====== Supplied records

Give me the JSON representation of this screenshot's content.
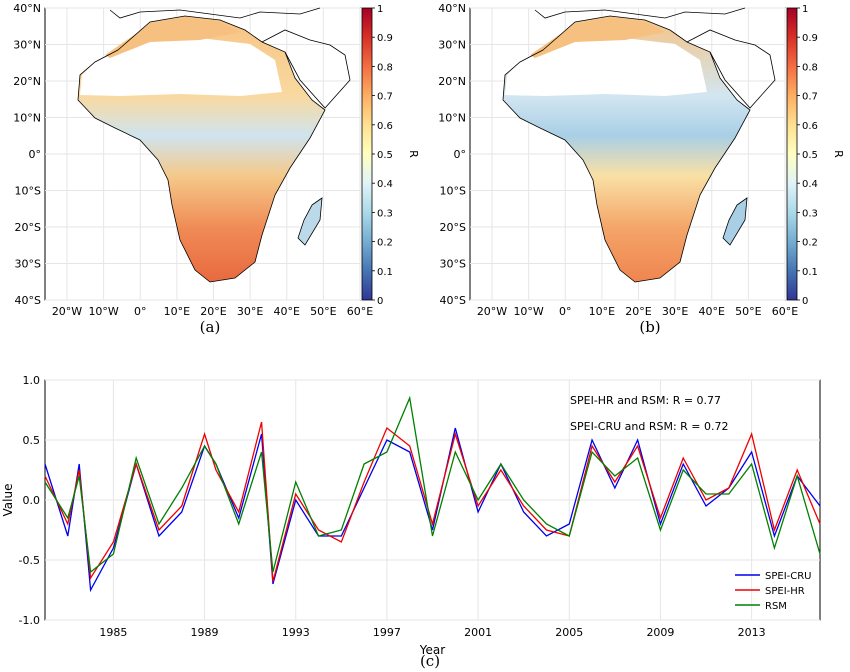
{
  "chart_data": [
    {
      "type": "heatmap",
      "panel": "(a)",
      "xticks": [
        "20°W",
        "10°W",
        "0°",
        "10°E",
        "20°E",
        "30°E",
        "40°E",
        "50°E",
        "60°E"
      ],
      "yticks": [
        "40°N",
        "30°N",
        "20°N",
        "10°N",
        "0°",
        "10°S",
        "20°S",
        "30°S",
        "40°S"
      ],
      "colorbar": {
        "label": "R",
        "min": 0,
        "max": 1,
        "ticks": [
          "0",
          "0.1",
          "0.2",
          "0.3",
          "0.4",
          "0.5",
          "0.6",
          "0.7",
          "0.8",
          "0.9",
          "1"
        ],
        "colors": [
          "#313695",
          "#4575b4",
          "#74add1",
          "#abd9e9",
          "#e0f3f8",
          "#ffffbf",
          "#fee090",
          "#fdae61",
          "#f46d43",
          "#d73027",
          "#a50026"
        ]
      },
      "grid": true
    },
    {
      "type": "heatmap",
      "panel": "(b)",
      "xticks": [
        "20°W",
        "10°W",
        "0°",
        "10°E",
        "20°E",
        "30°E",
        "40°E",
        "50°E",
        "60°E"
      ],
      "yticks": [
        "40°N",
        "30°N",
        "20°N",
        "10°N",
        "0°",
        "10°S",
        "20°S",
        "30°S",
        "40°S"
      ],
      "colorbar": {
        "label": "R",
        "min": 0,
        "max": 1,
        "ticks": [
          "0",
          "0.1",
          "0.2",
          "0.3",
          "0.4",
          "0.5",
          "0.6",
          "0.7",
          "0.8",
          "0.9",
          "1"
        ]
      },
      "grid": true
    },
    {
      "type": "line",
      "panel": "(c)",
      "xlabel": "Year",
      "ylabel": "Value",
      "xlim": [
        1982,
        2016
      ],
      "ylim": [
        -1.0,
        1.0
      ],
      "xticks": [
        "1985",
        "1989",
        "1993",
        "1997",
        "2001",
        "2005",
        "2009",
        "2013"
      ],
      "yticks": [
        "1.0",
        "0.5",
        "0.0",
        "-0.5",
        "-1.0"
      ],
      "annotations": [
        "SPEI-HR and RSM: R = 0.77",
        "SPEI-CRU and RSM: R = 0.72"
      ],
      "legend_position": "bottom-right",
      "grid": true,
      "x": [
        1982.0,
        1983.0,
        1983.5,
        1984.0,
        1985.0,
        1986.0,
        1987.0,
        1988.0,
        1989.0,
        1989.5,
        1990.5,
        1991.5,
        1992.0,
        1993.0,
        1994.0,
        1995.0,
        1996.0,
        1997.0,
        1998.0,
        1999.0,
        2000.0,
        2001.0,
        2002.0,
        2003.0,
        2004.0,
        2005.0,
        2006.0,
        2007.0,
        2008.0,
        2009.0,
        2010.0,
        2011.0,
        2012.0,
        2013.0,
        2014.0,
        2015.0,
        2016.0
      ],
      "series": [
        {
          "name": "SPEI-CRU",
          "color": "#0000ee",
          "values": [
            0.3,
            -0.3,
            0.3,
            -0.75,
            -0.4,
            0.3,
            -0.3,
            -0.1,
            0.45,
            0.3,
            -0.15,
            0.55,
            -0.7,
            0.0,
            -0.3,
            -0.3,
            0.1,
            0.5,
            0.4,
            -0.25,
            0.6,
            -0.1,
            0.3,
            -0.1,
            -0.3,
            -0.2,
            0.5,
            0.1,
            0.5,
            -0.2,
            0.3,
            -0.05,
            0.1,
            0.4,
            -0.3,
            0.2,
            -0.05
          ]
        },
        {
          "name": "SPEI-HR",
          "color": "#ee0000",
          "values": [
            0.2,
            -0.2,
            0.25,
            -0.65,
            -0.35,
            0.3,
            -0.25,
            -0.05,
            0.55,
            0.25,
            -0.1,
            0.65,
            -0.68,
            0.05,
            -0.25,
            -0.35,
            0.15,
            0.6,
            0.45,
            -0.2,
            0.55,
            -0.05,
            0.25,
            -0.05,
            -0.25,
            -0.3,
            0.45,
            0.15,
            0.45,
            -0.15,
            0.35,
            0.0,
            0.1,
            0.55,
            -0.25,
            0.25,
            -0.2
          ]
        },
        {
          "name": "RSM",
          "color": "#008000",
          "values": [
            0.15,
            -0.15,
            0.2,
            -0.6,
            -0.45,
            0.35,
            -0.2,
            0.1,
            0.45,
            0.3,
            -0.2,
            0.4,
            -0.6,
            0.15,
            -0.3,
            -0.25,
            0.3,
            0.4,
            0.85,
            -0.3,
            0.4,
            0.0,
            0.3,
            0.0,
            -0.2,
            -0.3,
            0.4,
            0.2,
            0.35,
            -0.25,
            0.25,
            0.05,
            0.05,
            0.3,
            -0.4,
            0.2,
            -0.45
          ]
        }
      ]
    }
  ],
  "captions": {
    "a": "(a)",
    "b": "(b)",
    "c": "(c)"
  }
}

============

Return all of the data exactly as written, and drop the pictures.

Give me the JSON representation of this screenshot's content.
{
  "chart_data": [
    {
      "type": "heatmap",
      "panel": "(a)",
      "xticks": [
        "20°W",
        "10°W",
        "0°",
        "10°E",
        "20°E",
        "30°E",
        "40°E",
        "50°E",
        "60°E"
      ],
      "yticks": [
        "40°N",
        "30°N",
        "20°N",
        "10°N",
        "0°",
        "10°S",
        "20°S",
        "30°S",
        "40°S"
      ],
      "colorbar": {
        "label": "R",
        "min": 0,
        "max": 1,
        "ticks": [
          "0",
          "0.1",
          "0.2",
          "0.3",
          "0.4",
          "0.5",
          "0.6",
          "0.7",
          "0.8",
          "0.9",
          "1"
        ],
        "colors": [
          "#313695",
          "#4575b4",
          "#74add1",
          "#abd9e9",
          "#e0f3f8",
          "#ffffbf",
          "#fee090",
          "#fdae61",
          "#f46d43",
          "#d73027",
          "#a50026"
        ]
      },
      "grid": true
    },
    {
      "type": "heatmap",
      "panel": "(b)",
      "xticks": [
        "20°W",
        "10°W",
        "0°",
        "10°E",
        "20°E",
        "30°E",
        "40°E",
        "50°E",
        "60°E"
      ],
      "yticks": [
        "40°N",
        "30°N",
        "20°N",
        "10°N",
        "0°",
        "10°S",
        "20°S",
        "30°S",
        "40°S"
      ],
      "colorbar": {
        "label": "R",
        "min": 0,
        "max": 1,
        "ticks": [
          "0",
          "0.1",
          "0.2",
          "0.3",
          "0.4",
          "0.5",
          "0.6",
          "0.7",
          "0.8",
          "0.9",
          "1"
        ]
      },
      "grid": true
    },
    {
      "type": "line",
      "panel": "(c)",
      "xlabel": "Year",
      "ylabel": "Value",
      "xlim": [
        1982,
        2016
      ],
      "ylim": [
        -1.0,
        1.0
      ],
      "xticks": [
        "1985",
        "1989",
        "1993",
        "1997",
        "2001",
        "2005",
        "2009",
        "2013"
      ],
      "yticks": [
        "1.0",
        "0.5",
        "0.0",
        "-0.5",
        "-1.0"
      ],
      "annotations": [
        "SPEI-HR and RSM: R = 0.77",
        "SPEI-CRU and RSM: R = 0.72"
      ],
      "legend_position": "bottom-right",
      "grid": true,
      "x": [
        1982.0,
        1983.0,
        1983.5,
        1984.0,
        1985.0,
        1986.0,
        1987.0,
        1988.0,
        1989.0,
        1989.5,
        1990.5,
        1991.5,
        1992.0,
        1993.0,
        1994.0,
        1995.0,
        1996.0,
        1997.0,
        1998.0,
        1999.0,
        2000.0,
        2001.0,
        2002.0,
        2003.0,
        2004.0,
        2005.0,
        2006.0,
        2007.0,
        2008.0,
        2009.0,
        2010.0,
        2011.0,
        2012.0,
        2013.0,
        2014.0,
        2015.0,
        2016.0
      ],
      "series": [
        {
          "name": "SPEI-CRU",
          "color": "#0000ee",
          "values": [
            0.3,
            -0.3,
            0.3,
            -0.75,
            -0.4,
            0.3,
            -0.3,
            -0.1,
            0.45,
            0.3,
            -0.15,
            0.55,
            -0.7,
            0.0,
            -0.3,
            -0.3,
            0.1,
            0.5,
            0.4,
            -0.25,
            0.6,
            -0.1,
            0.3,
            -0.1,
            -0.3,
            -0.2,
            0.5,
            0.1,
            0.5,
            -0.2,
            0.3,
            -0.05,
            0.1,
            0.4,
            -0.3,
            0.2,
            -0.05
          ]
        },
        {
          "name": "SPEI-HR",
          "color": "#ee0000",
          "values": [
            0.2,
            -0.2,
            0.25,
            -0.65,
            -0.35,
            0.3,
            -0.25,
            -0.05,
            0.55,
            0.25,
            -0.1,
            0.65,
            -0.68,
            0.05,
            -0.25,
            -0.35,
            0.15,
            0.6,
            0.45,
            -0.2,
            0.55,
            -0.05,
            0.25,
            -0.05,
            -0.25,
            -0.3,
            0.45,
            0.15,
            0.45,
            -0.15,
            0.35,
            0.0,
            0.1,
            0.55,
            -0.25,
            0.25,
            -0.2
          ]
        },
        {
          "name": "RSM",
          "color": "#008000",
          "values": [
            0.15,
            -0.15,
            0.2,
            -0.6,
            -0.45,
            0.35,
            -0.2,
            0.1,
            0.45,
            0.3,
            -0.2,
            0.4,
            -0.6,
            0.15,
            -0.3,
            -0.25,
            0.3,
            0.4,
            0.85,
            -0.3,
            0.4,
            0.0,
            0.3,
            0.0,
            -0.2,
            -0.3,
            0.4,
            0.2,
            0.35,
            -0.25,
            0.25,
            0.05,
            0.05,
            0.3,
            -0.4,
            0.2,
            -0.45
          ]
        }
      ]
    }
  ],
  "captions": {
    "a": "(a)",
    "b": "(b)",
    "c": "(c)"
  }
}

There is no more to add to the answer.